▶ **Recorded data**:
******
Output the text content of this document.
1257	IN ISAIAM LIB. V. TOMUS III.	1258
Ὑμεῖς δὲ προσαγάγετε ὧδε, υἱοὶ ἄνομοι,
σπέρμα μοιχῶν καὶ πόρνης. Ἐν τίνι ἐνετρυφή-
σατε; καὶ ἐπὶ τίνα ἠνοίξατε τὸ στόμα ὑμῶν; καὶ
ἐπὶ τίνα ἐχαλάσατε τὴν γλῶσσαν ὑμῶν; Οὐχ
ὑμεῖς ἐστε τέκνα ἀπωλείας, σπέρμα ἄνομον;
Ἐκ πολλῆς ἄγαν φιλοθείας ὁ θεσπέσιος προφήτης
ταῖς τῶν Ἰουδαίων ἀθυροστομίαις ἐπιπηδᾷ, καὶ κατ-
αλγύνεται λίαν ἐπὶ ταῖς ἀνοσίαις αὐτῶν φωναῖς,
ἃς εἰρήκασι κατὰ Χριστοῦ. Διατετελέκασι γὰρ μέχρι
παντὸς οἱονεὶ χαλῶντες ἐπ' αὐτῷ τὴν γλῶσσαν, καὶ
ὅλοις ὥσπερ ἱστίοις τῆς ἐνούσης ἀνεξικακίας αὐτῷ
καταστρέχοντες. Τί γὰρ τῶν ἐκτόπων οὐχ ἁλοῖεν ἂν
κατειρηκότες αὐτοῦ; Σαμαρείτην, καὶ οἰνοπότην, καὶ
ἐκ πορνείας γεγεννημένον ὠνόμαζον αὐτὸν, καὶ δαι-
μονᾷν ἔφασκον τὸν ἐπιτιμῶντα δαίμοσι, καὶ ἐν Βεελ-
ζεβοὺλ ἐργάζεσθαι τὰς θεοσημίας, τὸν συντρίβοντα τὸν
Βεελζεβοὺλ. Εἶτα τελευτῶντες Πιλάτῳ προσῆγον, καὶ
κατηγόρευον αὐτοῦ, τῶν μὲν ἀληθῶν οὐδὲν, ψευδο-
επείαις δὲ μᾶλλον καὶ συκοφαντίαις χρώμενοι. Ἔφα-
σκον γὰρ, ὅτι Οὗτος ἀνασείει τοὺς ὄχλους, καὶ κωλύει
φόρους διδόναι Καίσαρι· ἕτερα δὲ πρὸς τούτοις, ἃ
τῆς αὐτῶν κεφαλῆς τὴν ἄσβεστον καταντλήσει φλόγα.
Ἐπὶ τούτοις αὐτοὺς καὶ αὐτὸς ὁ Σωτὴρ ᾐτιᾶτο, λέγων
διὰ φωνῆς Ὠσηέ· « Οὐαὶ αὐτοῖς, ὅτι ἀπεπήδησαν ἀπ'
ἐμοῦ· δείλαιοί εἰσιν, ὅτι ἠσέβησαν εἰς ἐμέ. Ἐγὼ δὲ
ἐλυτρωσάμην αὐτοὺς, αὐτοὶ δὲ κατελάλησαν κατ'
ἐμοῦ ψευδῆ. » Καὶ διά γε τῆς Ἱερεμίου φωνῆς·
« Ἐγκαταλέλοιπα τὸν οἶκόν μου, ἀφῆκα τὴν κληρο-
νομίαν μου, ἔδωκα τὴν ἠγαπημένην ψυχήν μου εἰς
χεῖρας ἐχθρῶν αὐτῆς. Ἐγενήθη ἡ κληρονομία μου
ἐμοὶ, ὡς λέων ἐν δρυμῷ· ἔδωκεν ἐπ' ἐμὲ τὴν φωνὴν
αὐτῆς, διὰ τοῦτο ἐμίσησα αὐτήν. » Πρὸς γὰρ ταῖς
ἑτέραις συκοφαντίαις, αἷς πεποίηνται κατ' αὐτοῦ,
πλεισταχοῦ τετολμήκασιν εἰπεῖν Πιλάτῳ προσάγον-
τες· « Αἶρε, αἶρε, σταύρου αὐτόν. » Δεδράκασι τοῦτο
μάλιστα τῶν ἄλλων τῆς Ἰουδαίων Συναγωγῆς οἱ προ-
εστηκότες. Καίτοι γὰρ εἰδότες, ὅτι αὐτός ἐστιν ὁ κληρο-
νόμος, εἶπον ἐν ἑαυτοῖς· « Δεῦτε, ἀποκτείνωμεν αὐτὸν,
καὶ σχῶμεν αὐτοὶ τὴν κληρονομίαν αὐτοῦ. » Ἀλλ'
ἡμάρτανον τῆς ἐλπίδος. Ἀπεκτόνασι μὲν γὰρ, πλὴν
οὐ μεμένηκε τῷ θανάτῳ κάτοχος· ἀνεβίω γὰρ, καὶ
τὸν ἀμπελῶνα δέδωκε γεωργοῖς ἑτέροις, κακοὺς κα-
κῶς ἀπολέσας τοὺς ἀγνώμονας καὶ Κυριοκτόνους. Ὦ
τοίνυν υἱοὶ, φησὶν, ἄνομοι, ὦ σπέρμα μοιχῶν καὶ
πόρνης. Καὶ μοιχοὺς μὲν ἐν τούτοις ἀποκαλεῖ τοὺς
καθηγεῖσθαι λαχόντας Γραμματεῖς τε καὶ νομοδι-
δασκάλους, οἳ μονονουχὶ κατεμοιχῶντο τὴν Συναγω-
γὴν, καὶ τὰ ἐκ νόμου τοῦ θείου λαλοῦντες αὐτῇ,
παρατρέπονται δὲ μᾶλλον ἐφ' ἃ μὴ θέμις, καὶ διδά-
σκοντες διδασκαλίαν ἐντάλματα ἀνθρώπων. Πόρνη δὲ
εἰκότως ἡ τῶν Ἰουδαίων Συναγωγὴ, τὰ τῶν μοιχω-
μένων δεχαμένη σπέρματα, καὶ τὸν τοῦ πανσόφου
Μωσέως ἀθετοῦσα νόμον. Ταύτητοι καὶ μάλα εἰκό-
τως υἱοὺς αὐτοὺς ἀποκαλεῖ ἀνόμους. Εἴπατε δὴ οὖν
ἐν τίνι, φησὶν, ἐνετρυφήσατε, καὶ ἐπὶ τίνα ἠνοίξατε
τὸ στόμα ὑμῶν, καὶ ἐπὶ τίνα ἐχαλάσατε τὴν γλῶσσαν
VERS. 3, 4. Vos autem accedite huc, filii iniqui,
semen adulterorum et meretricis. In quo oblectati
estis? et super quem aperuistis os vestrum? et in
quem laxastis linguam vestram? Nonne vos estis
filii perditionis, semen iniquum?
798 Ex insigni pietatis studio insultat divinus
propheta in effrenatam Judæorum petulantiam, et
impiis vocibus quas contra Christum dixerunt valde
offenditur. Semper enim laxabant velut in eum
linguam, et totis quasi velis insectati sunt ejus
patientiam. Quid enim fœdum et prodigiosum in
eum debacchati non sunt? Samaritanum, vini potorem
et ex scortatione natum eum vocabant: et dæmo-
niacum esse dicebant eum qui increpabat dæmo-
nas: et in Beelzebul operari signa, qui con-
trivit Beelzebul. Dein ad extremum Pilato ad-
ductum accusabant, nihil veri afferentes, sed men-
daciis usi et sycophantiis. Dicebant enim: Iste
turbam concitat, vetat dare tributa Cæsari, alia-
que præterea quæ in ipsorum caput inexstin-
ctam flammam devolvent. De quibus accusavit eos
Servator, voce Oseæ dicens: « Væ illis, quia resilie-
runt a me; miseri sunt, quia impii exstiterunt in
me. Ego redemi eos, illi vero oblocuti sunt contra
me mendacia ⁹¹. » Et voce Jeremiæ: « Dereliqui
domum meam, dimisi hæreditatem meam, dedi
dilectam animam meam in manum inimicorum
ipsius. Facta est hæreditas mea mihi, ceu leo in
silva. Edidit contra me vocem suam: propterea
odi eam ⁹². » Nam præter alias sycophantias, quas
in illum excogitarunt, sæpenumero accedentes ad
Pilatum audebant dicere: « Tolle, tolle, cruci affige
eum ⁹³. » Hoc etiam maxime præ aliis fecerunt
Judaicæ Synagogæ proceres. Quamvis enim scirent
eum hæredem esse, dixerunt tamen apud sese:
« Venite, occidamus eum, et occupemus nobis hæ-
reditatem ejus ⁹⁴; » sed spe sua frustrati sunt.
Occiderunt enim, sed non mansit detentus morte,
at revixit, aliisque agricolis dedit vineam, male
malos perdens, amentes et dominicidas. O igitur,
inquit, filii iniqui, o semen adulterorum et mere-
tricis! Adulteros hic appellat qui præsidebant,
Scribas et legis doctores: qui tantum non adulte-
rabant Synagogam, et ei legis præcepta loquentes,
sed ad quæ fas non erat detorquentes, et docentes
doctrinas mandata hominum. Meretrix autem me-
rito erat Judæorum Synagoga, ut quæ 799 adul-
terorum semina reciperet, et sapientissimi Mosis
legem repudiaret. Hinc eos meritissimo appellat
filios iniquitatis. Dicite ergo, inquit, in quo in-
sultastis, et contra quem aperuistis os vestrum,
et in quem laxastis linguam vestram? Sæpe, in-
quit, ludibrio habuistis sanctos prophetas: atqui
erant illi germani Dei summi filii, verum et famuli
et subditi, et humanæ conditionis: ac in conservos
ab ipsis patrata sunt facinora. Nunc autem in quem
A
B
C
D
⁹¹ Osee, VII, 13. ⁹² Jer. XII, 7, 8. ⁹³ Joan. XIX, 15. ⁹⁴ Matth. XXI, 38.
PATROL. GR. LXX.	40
******
▶ **WHAT YOU ARE ASKED TO DO**:
Look over the listing above. Pick out and copy every line that includes "contra".

▶ **THE REPLY**:
impiis vocibus quas contra Christum dixerunt valde
me. Ego redemi eos, illi vero oblocuti sunt contra
silva. Edidit contra me vocem suam: propterea
sultastis, et contra quem aperuistis os vestrum,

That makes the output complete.